Problem requirements.
Only a number is required: how many lines of the material contain the word "this"?

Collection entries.

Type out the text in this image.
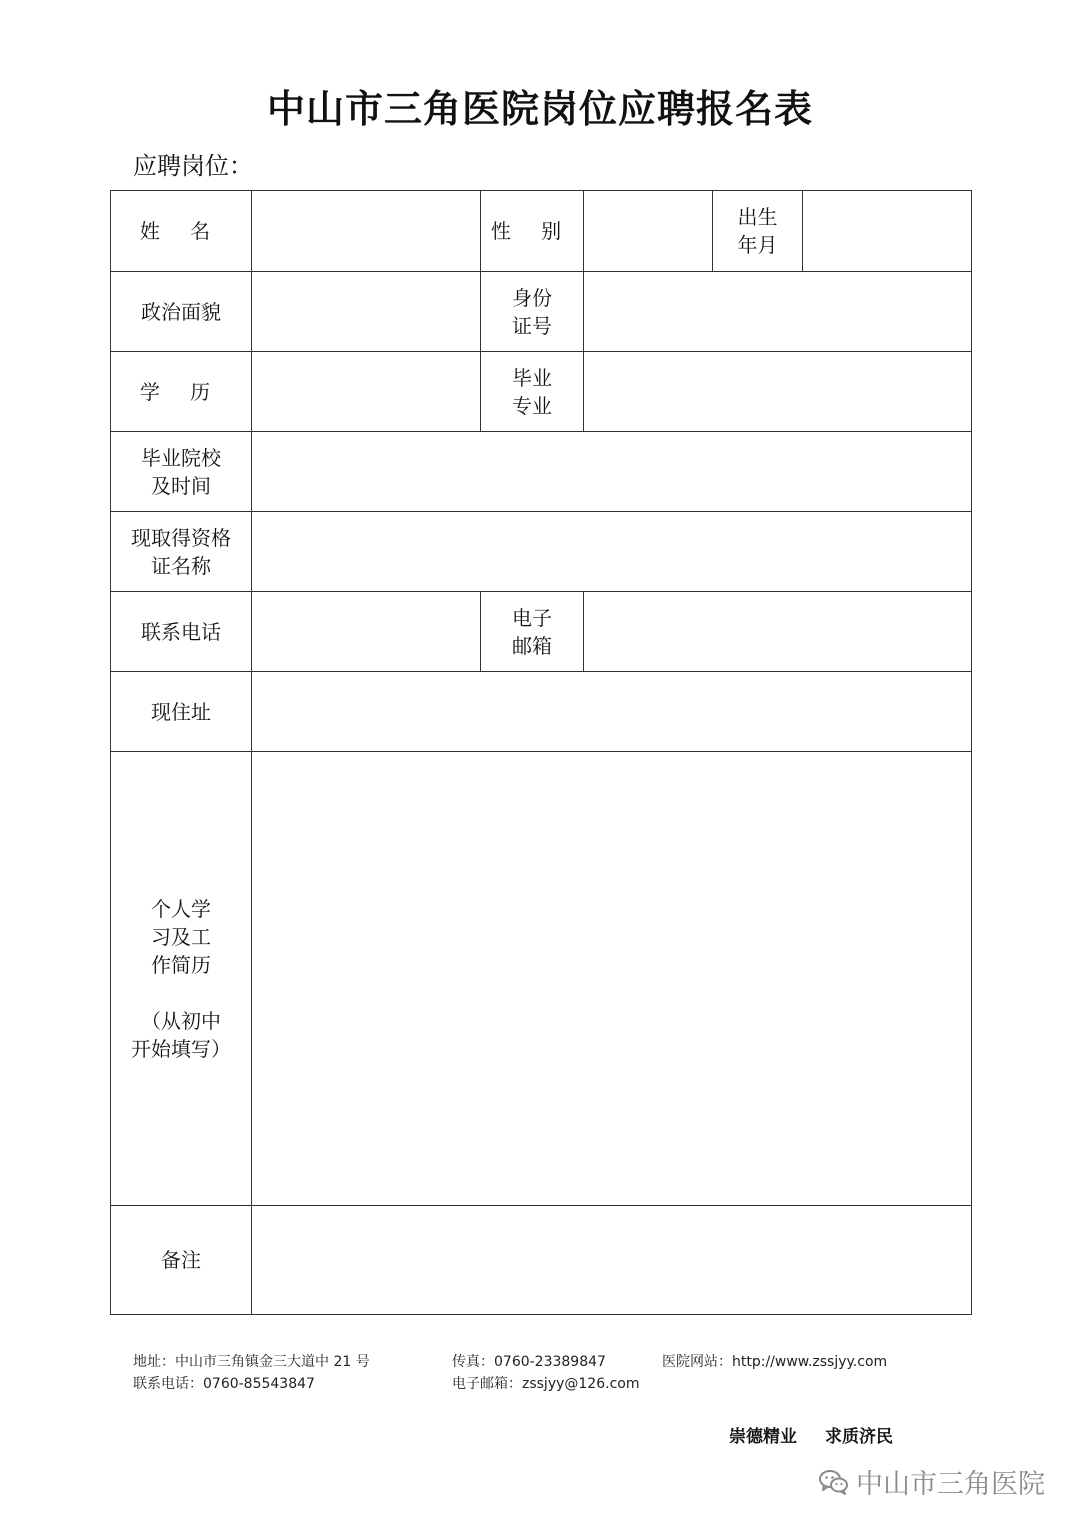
中山市三角医院岗位应聘报名表
应聘岗位：
姓 名		性 别		出生
年月	

政治面貌		身份
证号			

学 历		毕业
专业			

毕业院校
及时间					

现取得资格
证名称					

联系电话		电子
邮箱			

现住址					

个人学
习及工
作简历
（从初中
开始填写）					

备注					
地址：中山市三角镇金三大道中 21 号	传真：0760-23389847	医院网站：http://www.zssjyy.com
联系电话：0760-85543847	电子邮箱：zssjyy@126.com
崇德精业 求质济民
中山市三角医院
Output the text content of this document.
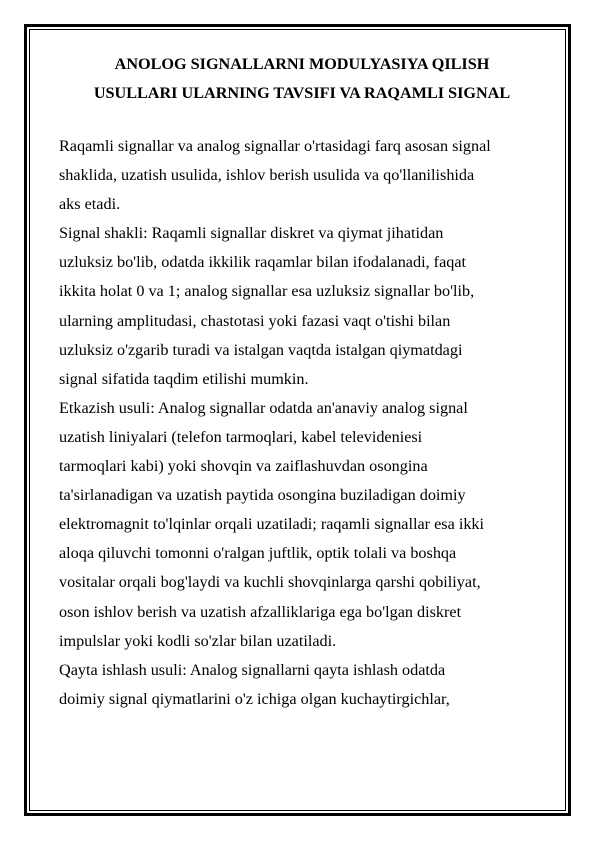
ANOLOG SIGNALLARNI MODULYASIYA QILISH
USULLARI ULARNING TAVSIFI VA RAQAMLI SIGNAL
Raqamli signallar va analog signallar o'rtasidagi farq asosan signal
shaklida, uzatish usulida, ishlov berish usulida va qo'llanilishida
aks etadi.
Signal shakli: Raqamli signallar diskret va qiymat jihatidan
uzluksiz bo'lib, odatda ikkilik raqamlar bilan ifodalanadi, faqat
ikkita holat 0 va 1; analog signallar esa uzluksiz signallar bo'lib,
ularning amplitudasi, chastotasi yoki fazasi vaqt o'tishi bilan
uzluksiz o'zgarib turadi va istalgan vaqtda istalgan qiymatdagi
signal sifatida taqdim etilishi mumkin.
Etkazish usuli: Analog signallar odatda an'anaviy analog signal
uzatish liniyalari (telefon tarmoqlari, kabel televideniesi
tarmoqlari kabi) yoki shovqin va zaiflashuvdan osongina
ta'sirlanadigan va uzatish paytida osongina buziladigan doimiy
elektromagnit to'lqinlar orqali uzatiladi; raqamli signallar esa ikki
aloqa qiluvchi tomonni o'ralgan juftlik, optik tolali va boshqa
vositalar orqali bog'laydi va kuchli shovqinlarga qarshi qobiliyat,
oson ishlov berish va uzatish afzalliklariga ega bo'lgan diskret
impulslar yoki kodli so'zlar bilan uzatiladi.
Qayta ishlash usuli: Analog signallarni qayta ishlash odatda
doimiy signal qiymatlarini o'z ichiga olgan kuchaytirgichlar,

Final result.
2